| Records shown |
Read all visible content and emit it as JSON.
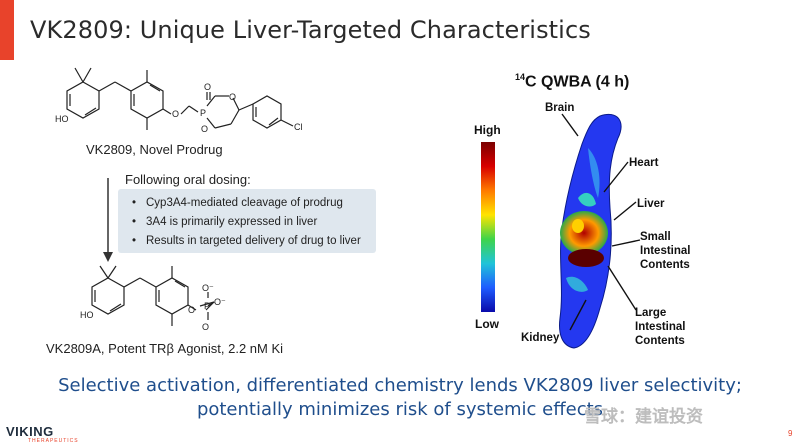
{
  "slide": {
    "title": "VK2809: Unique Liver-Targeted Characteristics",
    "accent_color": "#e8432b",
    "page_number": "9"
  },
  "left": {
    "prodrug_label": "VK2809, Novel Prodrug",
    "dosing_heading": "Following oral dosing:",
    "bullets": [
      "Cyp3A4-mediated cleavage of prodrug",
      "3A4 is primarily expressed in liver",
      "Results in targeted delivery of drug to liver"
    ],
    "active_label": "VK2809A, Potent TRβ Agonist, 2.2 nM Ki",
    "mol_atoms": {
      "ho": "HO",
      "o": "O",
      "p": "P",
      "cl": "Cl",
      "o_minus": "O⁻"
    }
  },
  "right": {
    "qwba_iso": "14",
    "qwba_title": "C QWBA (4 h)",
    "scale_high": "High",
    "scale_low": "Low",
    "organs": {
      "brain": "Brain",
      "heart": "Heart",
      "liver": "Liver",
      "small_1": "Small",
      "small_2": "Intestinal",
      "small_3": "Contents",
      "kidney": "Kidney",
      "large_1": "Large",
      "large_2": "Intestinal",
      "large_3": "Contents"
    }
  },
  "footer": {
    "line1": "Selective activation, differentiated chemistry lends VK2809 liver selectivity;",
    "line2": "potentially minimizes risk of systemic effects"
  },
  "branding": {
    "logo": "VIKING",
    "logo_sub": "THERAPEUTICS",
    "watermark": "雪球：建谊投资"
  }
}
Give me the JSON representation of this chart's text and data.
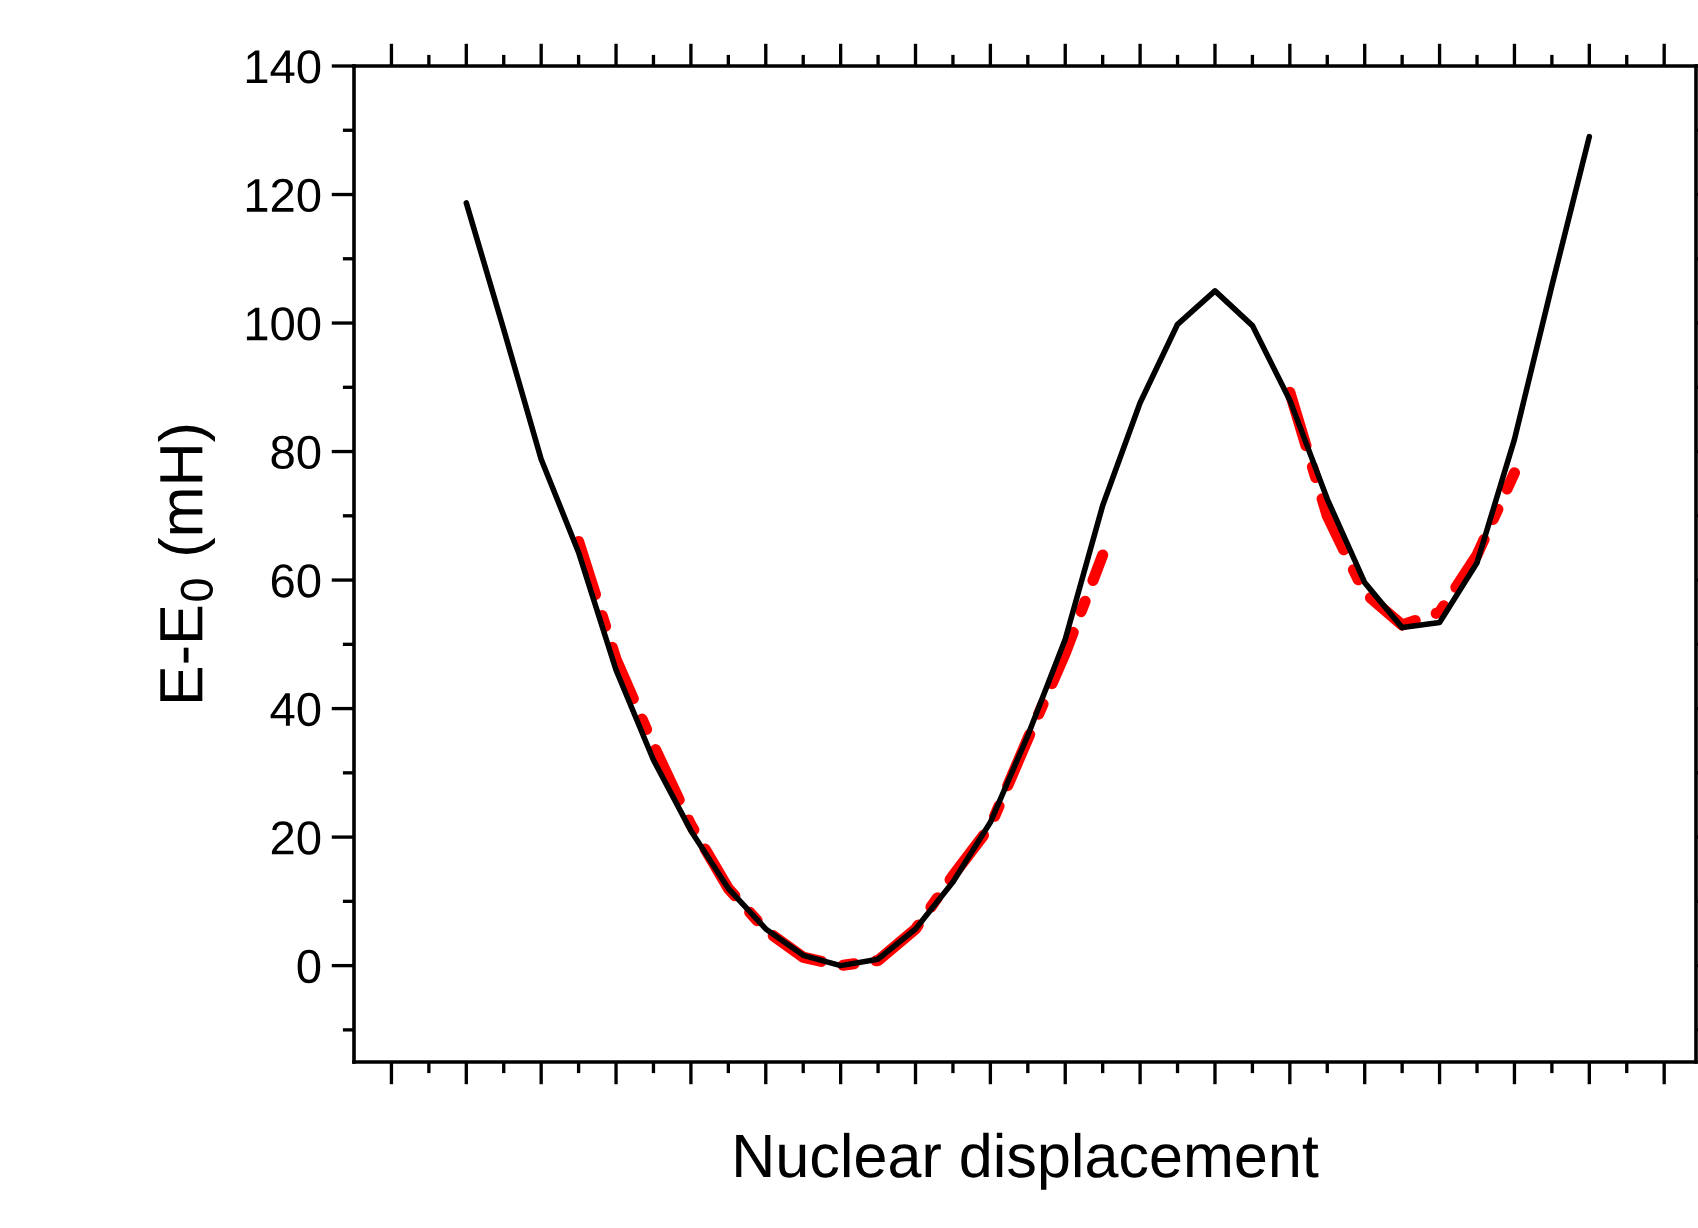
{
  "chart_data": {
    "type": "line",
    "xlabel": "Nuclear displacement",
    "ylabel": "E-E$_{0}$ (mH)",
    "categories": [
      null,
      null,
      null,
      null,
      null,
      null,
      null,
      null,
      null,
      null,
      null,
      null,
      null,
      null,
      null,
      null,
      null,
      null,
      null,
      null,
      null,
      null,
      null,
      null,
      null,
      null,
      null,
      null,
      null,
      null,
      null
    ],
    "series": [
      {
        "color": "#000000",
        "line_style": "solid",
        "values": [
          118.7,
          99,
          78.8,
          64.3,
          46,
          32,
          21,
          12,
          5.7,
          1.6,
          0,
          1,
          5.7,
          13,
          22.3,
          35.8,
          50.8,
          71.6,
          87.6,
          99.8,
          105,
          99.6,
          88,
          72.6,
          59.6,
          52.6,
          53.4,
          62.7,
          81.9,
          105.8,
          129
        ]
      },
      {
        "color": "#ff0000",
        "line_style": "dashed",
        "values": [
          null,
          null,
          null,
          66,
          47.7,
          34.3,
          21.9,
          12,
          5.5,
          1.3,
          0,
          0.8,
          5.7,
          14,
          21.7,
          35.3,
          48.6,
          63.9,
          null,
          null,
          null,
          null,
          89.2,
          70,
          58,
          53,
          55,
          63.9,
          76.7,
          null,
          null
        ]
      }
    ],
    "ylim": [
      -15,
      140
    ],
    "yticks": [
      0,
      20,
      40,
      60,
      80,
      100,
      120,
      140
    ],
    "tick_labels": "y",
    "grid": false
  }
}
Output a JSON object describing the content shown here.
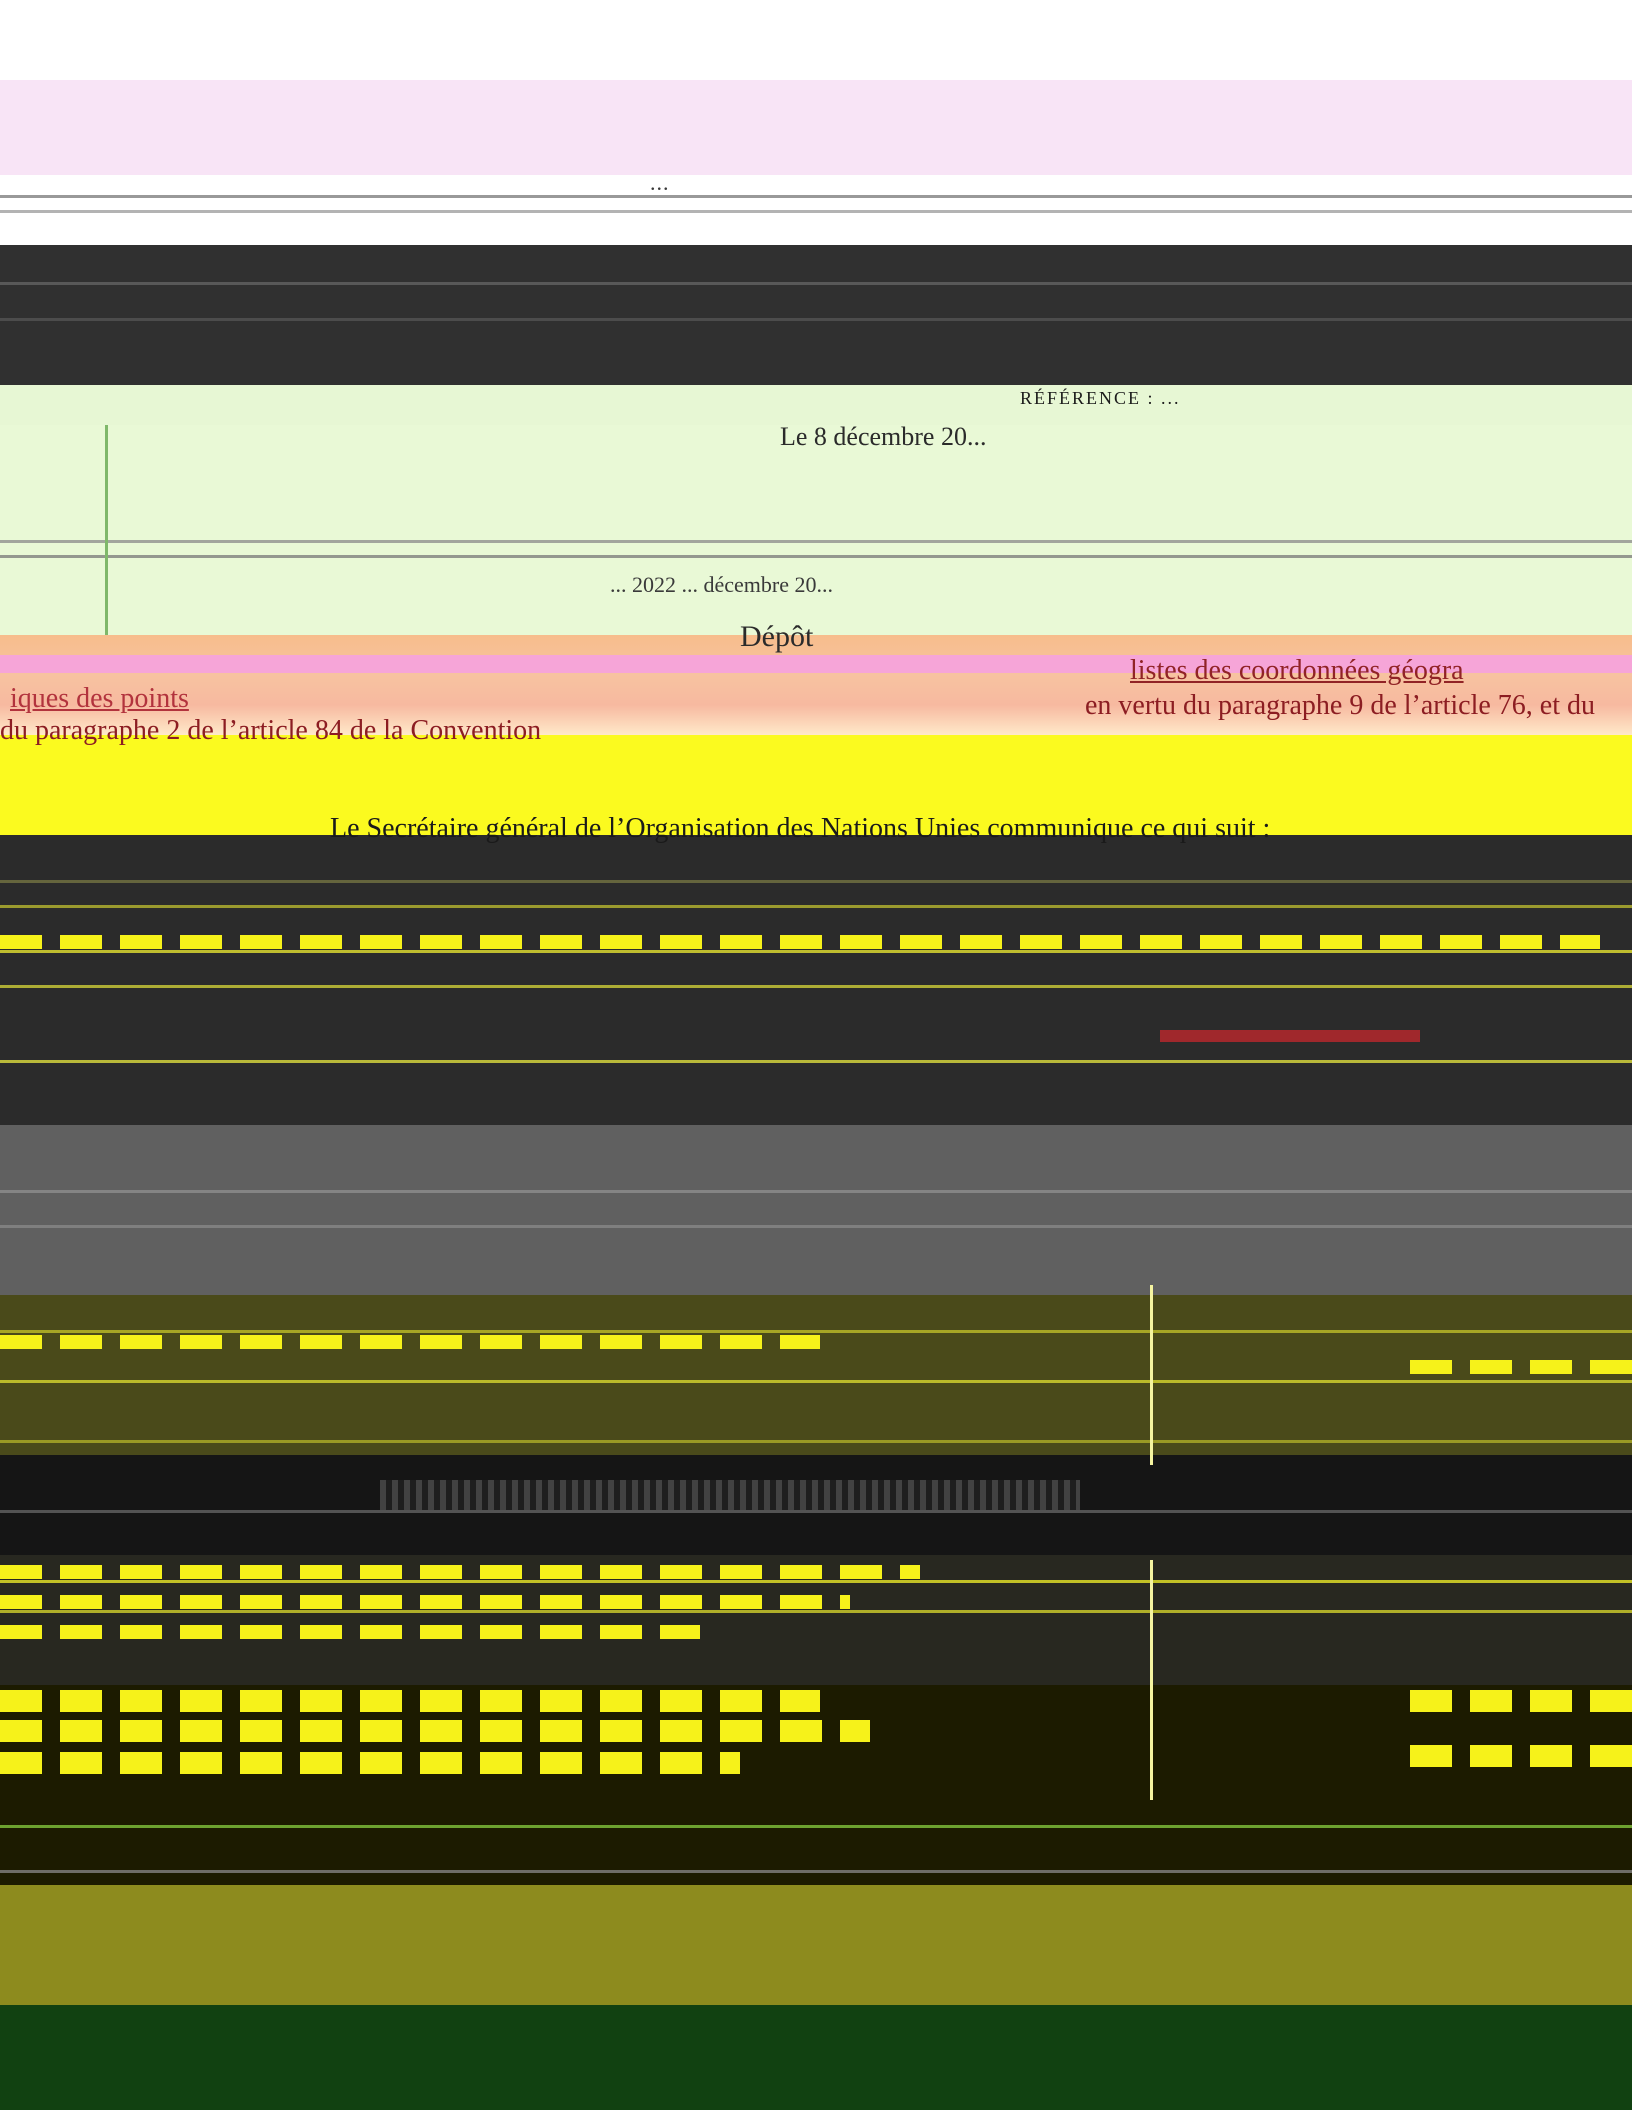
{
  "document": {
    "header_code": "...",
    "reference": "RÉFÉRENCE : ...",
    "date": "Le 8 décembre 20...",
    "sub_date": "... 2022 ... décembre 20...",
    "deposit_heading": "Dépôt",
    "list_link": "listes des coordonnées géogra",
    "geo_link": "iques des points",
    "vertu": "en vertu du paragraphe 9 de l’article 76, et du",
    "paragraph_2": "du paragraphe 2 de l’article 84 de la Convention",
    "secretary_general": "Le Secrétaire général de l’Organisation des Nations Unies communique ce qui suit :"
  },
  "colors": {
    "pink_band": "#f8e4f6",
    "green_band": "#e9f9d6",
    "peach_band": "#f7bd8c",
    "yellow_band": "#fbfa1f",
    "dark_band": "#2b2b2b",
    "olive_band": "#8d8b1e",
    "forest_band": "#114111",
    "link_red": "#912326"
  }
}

| Direction |
The records above are to be quoted exactly, with all pictures left out.

| Result for this task |
Read all visible content and emit it as JSON.
{
  "slide": {
    "title": "VK2809: Unique Liver-Targeted Characteristics",
    "accent_color": "#e8432b",
    "page_number": "9"
  },
  "left": {
    "prodrug_label": "VK2809, Novel Prodrug",
    "dosing_heading": "Following oral dosing:",
    "bullets": [
      "Cyp3A4-mediated cleavage of prodrug",
      "3A4 is primarily expressed in liver",
      "Results in targeted delivery of drug to liver"
    ],
    "active_label": "VK2809A, Potent TRβ Agonist, 2.2 nM Ki",
    "mol_atoms": {
      "ho": "HO",
      "o": "O",
      "p": "P",
      "cl": "Cl",
      "o_minus": "O⁻"
    }
  },
  "right": {
    "qwba_iso": "14",
    "qwba_title": "C QWBA (4 h)",
    "scale_high": "High",
    "scale_low": "Low",
    "organs": {
      "brain": "Brain",
      "heart": "Heart",
      "liver": "Liver",
      "small_1": "Small",
      "small_2": "Intestinal",
      "small_3": "Contents",
      "kidney": "Kidney",
      "large_1": "Large",
      "large_2": "Intestinal",
      "large_3": "Contents"
    }
  },
  "footer": {
    "line1": "Selective activation, differentiated chemistry lends VK2809 liver selectivity;",
    "line2": "potentially minimizes risk of systemic effects"
  },
  "branding": {
    "logo": "VIKING",
    "logo_sub": "THERAPEUTICS",
    "watermark": "雪球：建谊投资"
  }
}
Give me the JSON representation of this chart's text and data.
{
  "chart_data": {
    "type": "line",
    "xlabel": "Nuclear displacement",
    "ylabel": "E-E$_{0}$ (mH)",
    "categories": [
      null,
      null,
      null,
      null,
      null,
      null,
      null,
      null,
      null,
      null,
      null,
      null,
      null,
      null,
      null,
      null,
      null,
      null,
      null,
      null,
      null,
      null,
      null,
      null,
      null,
      null,
      null,
      null,
      null,
      null,
      null
    ],
    "series": [
      {
        "color": "#000000",
        "line_style": "solid",
        "values": [
          118.7,
          99,
          78.8,
          64.3,
          46,
          32,
          21,
          12,
          5.7,
          1.6,
          0,
          1,
          5.7,
          13,
          22.3,
          35.8,
          50.8,
          71.6,
          87.6,
          99.8,
          105,
          99.6,
          88,
          72.6,
          59.6,
          52.6,
          53.4,
          62.7,
          81.9,
          105.8,
          129
        ]
      },
      {
        "color": "#ff0000",
        "line_style": "dashed",
        "values": [
          null,
          null,
          null,
          66,
          47.7,
          34.3,
          21.9,
          12,
          5.5,
          1.3,
          0,
          0.8,
          5.7,
          14,
          21.7,
          35.3,
          48.6,
          63.9,
          null,
          null,
          null,
          null,
          89.2,
          70,
          58,
          53,
          55,
          63.9,
          76.7,
          null,
          null
        ]
      }
    ],
    "ylim": [
      -15,
      140
    ],
    "yticks": [
      0,
      20,
      40,
      60,
      80,
      100,
      120,
      140
    ],
    "tick_labels": "y",
    "grid": false
  }
}
Output a JSON object describing the content shown here.
{
  "document": {
    "header_code": "...",
    "reference": "RÉFÉRENCE : ...",
    "date": "Le 8 décembre 20...",
    "sub_date": "... 2022 ... décembre 20...",
    "deposit_heading": "Dépôt",
    "list_link": "listes des coordonnées géogra",
    "geo_link": "iques des points",
    "vertu": "en vertu du paragraphe 9 de l’article 76, et du",
    "paragraph_2": "du paragraphe 2 de l’article 84 de la Convention",
    "secretary_general": "Le Secrétaire général de l’Organisation des Nations Unies communique ce qui suit :"
  },
  "colors": {
    "pink_band": "#f8e4f6",
    "green_band": "#e9f9d6",
    "peach_band": "#f7bd8c",
    "yellow_band": "#fbfa1f",
    "dark_band": "#2b2b2b",
    "olive_band": "#8d8b1e",
    "forest_band": "#114111",
    "link_red": "#912326"
  }
}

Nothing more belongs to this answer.